(Exercise): Pull out every line in the data that has the string "Pairs" in it.

(Given information):
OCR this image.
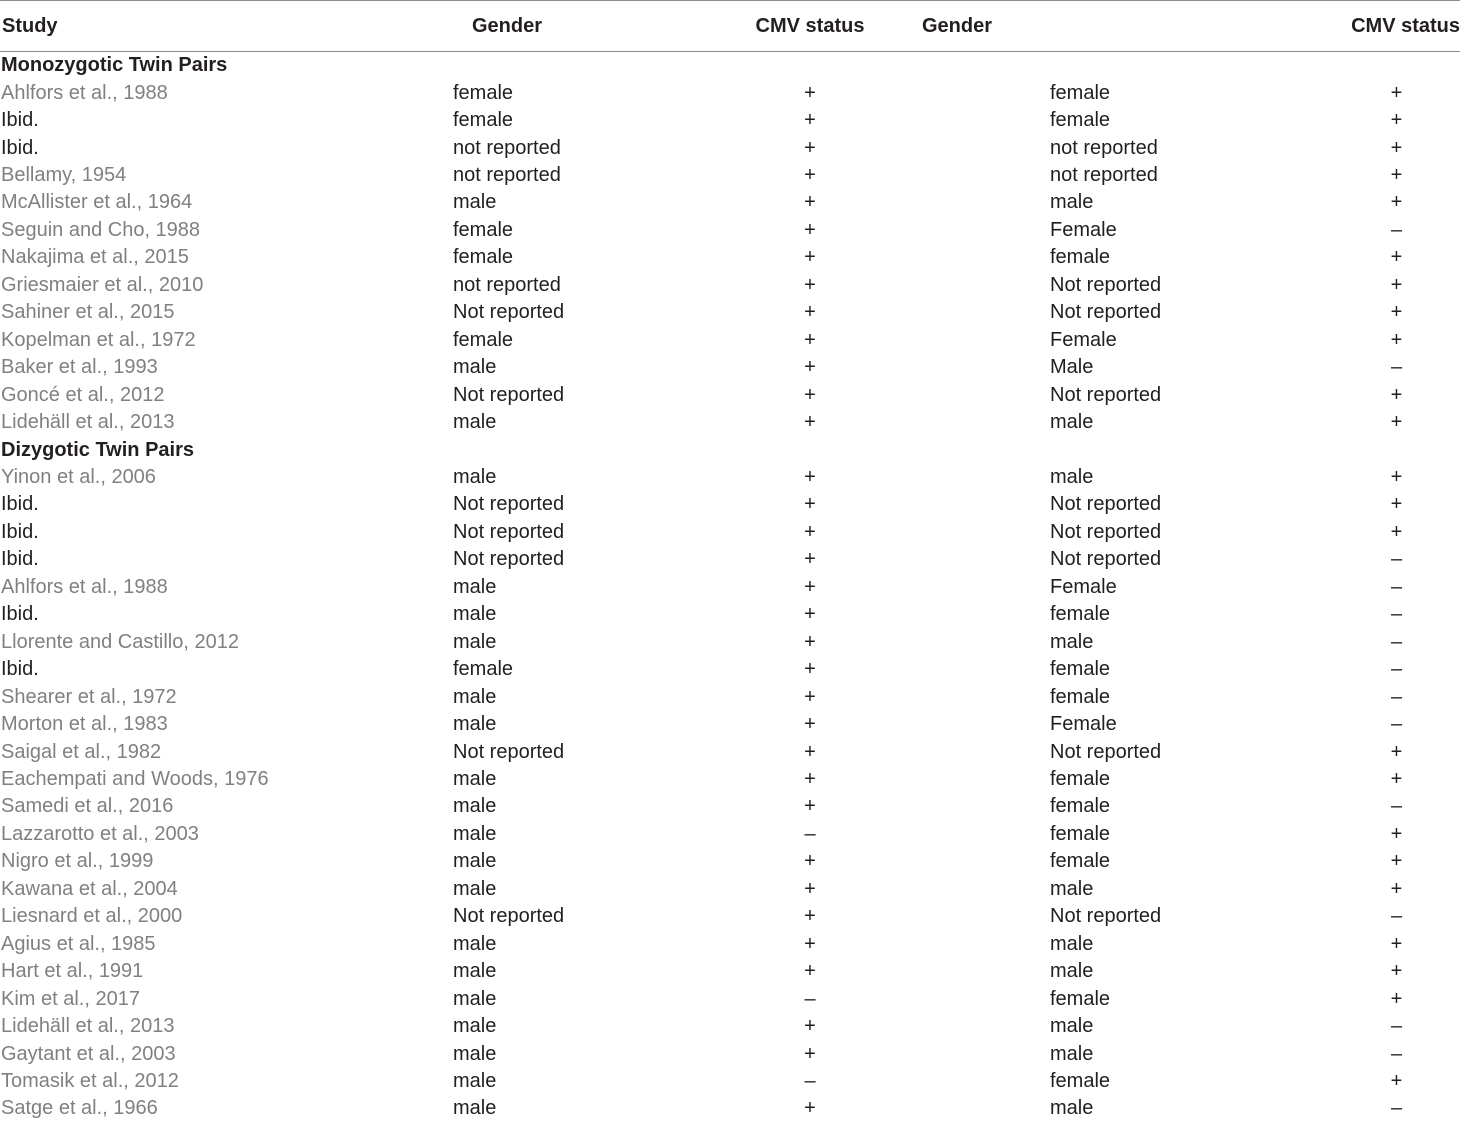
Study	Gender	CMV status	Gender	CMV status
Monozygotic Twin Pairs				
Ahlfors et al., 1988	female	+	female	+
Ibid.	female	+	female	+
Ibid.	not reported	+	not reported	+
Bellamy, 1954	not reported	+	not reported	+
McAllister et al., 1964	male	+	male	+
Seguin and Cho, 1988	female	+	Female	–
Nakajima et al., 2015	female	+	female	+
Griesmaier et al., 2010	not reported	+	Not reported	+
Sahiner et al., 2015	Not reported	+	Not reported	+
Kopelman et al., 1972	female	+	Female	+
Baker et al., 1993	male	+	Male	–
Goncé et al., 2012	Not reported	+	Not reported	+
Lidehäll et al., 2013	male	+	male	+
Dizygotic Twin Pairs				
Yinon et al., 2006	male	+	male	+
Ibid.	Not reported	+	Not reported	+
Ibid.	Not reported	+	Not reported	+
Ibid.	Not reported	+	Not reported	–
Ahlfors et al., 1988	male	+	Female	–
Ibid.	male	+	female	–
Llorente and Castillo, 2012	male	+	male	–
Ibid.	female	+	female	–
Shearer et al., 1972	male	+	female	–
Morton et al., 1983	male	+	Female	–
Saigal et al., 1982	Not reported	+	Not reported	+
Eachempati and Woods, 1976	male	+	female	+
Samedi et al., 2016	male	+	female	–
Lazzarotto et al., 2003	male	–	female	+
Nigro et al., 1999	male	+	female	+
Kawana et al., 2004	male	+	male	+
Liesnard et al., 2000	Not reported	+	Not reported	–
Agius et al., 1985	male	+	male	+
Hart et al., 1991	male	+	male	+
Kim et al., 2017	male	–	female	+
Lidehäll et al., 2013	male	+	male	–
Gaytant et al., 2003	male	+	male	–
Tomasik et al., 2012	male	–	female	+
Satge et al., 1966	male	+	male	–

(Exercise solution):
Monozygotic Twin Pairs				
Dizygotic Twin Pairs				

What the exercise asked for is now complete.